What needs to be done — Single out each line with the word "Polarsteps" and copy it.

Supplied entries —
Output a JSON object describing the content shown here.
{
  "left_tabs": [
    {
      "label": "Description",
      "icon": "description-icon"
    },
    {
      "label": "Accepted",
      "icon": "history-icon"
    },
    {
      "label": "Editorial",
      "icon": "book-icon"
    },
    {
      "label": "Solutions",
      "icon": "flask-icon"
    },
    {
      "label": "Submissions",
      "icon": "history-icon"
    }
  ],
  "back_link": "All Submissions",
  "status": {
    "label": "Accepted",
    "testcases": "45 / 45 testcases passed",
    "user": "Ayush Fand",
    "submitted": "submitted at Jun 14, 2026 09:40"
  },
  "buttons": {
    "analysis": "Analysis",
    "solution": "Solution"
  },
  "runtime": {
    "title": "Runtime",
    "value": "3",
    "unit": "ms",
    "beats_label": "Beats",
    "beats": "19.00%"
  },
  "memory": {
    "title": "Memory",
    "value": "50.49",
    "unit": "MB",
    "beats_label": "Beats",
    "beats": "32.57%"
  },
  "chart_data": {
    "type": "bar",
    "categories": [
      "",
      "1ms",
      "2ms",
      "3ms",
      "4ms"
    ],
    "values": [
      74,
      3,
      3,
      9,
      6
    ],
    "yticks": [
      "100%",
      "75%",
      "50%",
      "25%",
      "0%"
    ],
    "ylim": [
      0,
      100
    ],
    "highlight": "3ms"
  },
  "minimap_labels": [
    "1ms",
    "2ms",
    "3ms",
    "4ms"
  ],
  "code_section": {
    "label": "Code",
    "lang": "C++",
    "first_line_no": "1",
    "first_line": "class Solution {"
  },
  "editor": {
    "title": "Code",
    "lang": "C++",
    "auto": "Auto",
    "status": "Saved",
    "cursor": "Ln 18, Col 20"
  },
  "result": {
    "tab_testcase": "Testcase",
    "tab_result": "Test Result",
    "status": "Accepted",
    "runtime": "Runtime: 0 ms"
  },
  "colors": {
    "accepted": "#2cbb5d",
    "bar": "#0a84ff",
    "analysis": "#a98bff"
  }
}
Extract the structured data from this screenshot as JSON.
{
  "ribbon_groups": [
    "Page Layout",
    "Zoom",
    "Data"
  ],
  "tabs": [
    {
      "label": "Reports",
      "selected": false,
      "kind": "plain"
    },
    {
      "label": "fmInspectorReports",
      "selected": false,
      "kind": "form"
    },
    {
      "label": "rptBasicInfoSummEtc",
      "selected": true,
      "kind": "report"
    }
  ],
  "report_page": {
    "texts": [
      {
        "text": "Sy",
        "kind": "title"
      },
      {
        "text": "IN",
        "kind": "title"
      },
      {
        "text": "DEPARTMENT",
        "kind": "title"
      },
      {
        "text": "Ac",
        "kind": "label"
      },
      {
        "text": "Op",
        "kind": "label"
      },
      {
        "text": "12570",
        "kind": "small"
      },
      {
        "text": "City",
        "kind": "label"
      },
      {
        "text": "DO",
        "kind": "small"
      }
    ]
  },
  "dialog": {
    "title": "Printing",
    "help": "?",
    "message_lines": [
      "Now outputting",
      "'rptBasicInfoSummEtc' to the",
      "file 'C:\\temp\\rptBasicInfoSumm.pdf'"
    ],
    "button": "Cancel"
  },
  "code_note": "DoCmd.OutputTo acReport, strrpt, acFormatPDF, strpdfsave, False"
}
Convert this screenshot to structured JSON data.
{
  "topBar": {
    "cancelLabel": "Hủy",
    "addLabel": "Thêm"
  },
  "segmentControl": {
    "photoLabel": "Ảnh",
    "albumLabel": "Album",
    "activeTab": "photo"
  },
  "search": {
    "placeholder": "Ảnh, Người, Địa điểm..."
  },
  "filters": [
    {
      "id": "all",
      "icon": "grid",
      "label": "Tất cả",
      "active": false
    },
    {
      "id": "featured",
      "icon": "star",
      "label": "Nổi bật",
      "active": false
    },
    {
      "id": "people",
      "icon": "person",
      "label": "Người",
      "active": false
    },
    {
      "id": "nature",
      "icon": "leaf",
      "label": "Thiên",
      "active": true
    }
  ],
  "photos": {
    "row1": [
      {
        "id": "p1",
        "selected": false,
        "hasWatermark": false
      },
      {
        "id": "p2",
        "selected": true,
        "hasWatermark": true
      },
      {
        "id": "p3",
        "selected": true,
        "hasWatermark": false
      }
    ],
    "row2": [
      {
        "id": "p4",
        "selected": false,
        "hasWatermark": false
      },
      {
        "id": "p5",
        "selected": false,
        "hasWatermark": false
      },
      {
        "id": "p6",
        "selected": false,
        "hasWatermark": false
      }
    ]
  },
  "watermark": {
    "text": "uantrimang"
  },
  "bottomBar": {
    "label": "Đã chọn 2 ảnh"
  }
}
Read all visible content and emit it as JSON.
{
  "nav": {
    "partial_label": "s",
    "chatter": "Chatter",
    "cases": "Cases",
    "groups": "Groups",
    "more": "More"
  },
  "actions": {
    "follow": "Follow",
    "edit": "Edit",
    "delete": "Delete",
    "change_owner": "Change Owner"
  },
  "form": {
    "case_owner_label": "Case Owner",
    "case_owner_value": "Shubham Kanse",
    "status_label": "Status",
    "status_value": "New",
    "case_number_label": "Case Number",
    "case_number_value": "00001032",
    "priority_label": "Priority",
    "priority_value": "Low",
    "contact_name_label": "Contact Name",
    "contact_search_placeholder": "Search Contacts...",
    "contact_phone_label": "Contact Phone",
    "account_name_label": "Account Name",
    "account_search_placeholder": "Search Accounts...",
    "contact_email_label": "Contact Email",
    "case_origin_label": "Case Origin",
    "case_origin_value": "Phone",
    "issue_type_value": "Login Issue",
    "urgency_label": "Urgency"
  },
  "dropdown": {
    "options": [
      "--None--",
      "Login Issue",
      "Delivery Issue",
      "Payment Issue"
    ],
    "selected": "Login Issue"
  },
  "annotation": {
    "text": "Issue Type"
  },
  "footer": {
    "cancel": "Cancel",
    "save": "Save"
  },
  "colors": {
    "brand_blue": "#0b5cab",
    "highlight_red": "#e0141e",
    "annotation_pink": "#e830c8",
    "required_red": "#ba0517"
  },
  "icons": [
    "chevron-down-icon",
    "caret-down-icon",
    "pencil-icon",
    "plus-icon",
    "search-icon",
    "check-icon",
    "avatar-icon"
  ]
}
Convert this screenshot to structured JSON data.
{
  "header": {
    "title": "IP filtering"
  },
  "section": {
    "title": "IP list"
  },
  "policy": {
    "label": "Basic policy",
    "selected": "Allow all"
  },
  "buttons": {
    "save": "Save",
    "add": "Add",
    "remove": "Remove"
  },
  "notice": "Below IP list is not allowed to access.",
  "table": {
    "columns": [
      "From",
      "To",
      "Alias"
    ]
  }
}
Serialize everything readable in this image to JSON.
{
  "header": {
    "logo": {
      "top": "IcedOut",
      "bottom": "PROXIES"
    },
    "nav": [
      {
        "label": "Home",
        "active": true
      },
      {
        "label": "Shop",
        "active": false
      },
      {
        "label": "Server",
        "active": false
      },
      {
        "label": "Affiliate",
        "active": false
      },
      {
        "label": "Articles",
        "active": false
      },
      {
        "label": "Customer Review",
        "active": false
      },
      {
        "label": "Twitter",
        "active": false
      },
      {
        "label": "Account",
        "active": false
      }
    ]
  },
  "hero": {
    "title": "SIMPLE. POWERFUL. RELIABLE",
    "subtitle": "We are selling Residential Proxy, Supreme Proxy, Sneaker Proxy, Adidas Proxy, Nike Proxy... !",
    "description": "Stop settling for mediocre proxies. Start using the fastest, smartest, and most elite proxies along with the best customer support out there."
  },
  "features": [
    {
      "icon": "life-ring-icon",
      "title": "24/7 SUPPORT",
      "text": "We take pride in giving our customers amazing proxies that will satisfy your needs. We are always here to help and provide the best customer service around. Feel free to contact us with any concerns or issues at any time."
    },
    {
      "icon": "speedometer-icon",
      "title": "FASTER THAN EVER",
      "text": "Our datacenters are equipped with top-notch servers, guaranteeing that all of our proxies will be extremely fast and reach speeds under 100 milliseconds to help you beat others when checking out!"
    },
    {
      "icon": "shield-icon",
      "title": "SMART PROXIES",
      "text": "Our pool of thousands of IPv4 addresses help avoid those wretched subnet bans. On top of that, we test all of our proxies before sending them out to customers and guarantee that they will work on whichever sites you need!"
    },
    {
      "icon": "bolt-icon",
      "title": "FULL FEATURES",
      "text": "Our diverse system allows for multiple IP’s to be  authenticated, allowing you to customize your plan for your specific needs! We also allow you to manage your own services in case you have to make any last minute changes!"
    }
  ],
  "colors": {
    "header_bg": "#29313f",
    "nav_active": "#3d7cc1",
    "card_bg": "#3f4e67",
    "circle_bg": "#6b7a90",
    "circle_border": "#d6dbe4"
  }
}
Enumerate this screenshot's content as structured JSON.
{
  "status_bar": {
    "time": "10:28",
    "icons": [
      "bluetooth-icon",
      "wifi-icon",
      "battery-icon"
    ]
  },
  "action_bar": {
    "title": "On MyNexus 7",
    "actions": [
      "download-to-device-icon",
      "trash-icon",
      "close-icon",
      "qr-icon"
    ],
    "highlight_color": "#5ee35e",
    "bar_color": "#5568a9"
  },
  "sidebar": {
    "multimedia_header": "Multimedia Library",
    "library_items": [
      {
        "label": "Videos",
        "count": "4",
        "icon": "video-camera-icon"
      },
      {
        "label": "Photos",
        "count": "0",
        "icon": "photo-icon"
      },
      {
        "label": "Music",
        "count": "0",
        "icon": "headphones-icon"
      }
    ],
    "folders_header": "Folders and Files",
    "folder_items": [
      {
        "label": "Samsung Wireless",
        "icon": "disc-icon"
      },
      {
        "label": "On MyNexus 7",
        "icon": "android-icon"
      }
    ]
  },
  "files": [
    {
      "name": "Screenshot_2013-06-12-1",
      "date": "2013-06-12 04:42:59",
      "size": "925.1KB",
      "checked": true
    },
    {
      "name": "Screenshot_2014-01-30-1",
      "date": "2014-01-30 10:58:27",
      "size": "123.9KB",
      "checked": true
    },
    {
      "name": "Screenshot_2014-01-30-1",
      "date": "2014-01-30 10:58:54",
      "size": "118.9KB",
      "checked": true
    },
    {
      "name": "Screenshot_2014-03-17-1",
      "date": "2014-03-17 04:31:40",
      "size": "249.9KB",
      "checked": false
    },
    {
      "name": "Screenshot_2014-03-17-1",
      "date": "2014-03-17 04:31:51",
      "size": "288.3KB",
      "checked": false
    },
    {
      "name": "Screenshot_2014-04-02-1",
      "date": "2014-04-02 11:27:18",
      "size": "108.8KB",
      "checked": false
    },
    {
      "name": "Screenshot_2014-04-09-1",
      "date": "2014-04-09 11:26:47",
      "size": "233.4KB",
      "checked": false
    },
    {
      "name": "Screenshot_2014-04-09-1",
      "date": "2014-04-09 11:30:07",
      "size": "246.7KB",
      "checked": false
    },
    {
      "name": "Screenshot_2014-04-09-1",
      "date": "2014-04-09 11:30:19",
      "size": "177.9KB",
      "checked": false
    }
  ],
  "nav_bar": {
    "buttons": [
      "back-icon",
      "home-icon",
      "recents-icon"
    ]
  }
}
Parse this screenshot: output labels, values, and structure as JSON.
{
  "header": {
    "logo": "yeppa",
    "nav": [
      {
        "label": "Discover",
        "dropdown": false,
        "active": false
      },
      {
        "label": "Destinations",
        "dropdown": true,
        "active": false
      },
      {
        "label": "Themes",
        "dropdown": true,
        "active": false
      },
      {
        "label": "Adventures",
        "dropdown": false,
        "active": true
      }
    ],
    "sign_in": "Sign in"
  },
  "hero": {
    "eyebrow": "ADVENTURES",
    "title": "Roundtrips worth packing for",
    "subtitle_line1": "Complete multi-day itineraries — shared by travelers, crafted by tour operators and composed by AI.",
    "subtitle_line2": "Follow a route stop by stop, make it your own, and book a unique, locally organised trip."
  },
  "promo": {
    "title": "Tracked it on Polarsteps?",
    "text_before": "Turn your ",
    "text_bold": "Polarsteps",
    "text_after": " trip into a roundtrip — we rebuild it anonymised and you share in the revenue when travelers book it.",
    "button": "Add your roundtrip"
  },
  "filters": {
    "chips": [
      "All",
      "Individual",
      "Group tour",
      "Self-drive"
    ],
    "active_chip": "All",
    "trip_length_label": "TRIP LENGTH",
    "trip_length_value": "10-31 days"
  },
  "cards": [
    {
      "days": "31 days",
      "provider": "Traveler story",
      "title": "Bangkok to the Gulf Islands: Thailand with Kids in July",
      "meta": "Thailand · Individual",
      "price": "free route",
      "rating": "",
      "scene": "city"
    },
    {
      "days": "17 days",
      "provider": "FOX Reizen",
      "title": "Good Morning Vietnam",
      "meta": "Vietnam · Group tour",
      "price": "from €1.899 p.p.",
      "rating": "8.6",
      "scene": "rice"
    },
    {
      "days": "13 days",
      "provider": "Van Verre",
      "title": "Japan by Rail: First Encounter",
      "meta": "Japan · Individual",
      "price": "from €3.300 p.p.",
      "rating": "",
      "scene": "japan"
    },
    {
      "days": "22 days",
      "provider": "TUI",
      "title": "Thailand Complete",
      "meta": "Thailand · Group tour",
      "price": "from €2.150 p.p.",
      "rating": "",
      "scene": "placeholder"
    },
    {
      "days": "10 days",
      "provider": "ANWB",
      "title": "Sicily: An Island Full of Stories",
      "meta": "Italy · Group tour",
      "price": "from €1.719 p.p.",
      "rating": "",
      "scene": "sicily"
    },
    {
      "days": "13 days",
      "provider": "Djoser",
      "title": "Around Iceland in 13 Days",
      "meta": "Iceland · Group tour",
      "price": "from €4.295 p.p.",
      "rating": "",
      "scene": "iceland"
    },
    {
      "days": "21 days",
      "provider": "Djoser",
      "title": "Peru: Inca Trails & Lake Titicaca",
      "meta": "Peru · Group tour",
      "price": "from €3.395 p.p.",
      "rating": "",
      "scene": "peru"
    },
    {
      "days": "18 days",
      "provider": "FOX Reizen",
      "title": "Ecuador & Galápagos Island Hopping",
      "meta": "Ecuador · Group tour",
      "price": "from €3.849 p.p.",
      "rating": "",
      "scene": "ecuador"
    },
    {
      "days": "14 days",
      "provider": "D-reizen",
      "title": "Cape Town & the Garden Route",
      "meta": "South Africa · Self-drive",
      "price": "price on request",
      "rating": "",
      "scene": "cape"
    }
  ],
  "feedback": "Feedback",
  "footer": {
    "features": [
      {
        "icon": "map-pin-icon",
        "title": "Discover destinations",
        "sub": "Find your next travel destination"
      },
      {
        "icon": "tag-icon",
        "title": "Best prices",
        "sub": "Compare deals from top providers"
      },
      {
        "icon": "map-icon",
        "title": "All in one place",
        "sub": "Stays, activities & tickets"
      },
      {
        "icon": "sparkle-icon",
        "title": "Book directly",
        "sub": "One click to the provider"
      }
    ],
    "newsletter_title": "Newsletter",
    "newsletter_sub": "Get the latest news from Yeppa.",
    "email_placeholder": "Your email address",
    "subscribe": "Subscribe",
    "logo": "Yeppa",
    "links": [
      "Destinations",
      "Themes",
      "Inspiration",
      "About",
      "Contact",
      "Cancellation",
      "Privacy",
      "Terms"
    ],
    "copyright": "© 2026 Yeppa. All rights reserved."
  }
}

Solution for this task —
    "title": "Tracked it on Polarsteps?",
    "text_bold": "Polarsteps",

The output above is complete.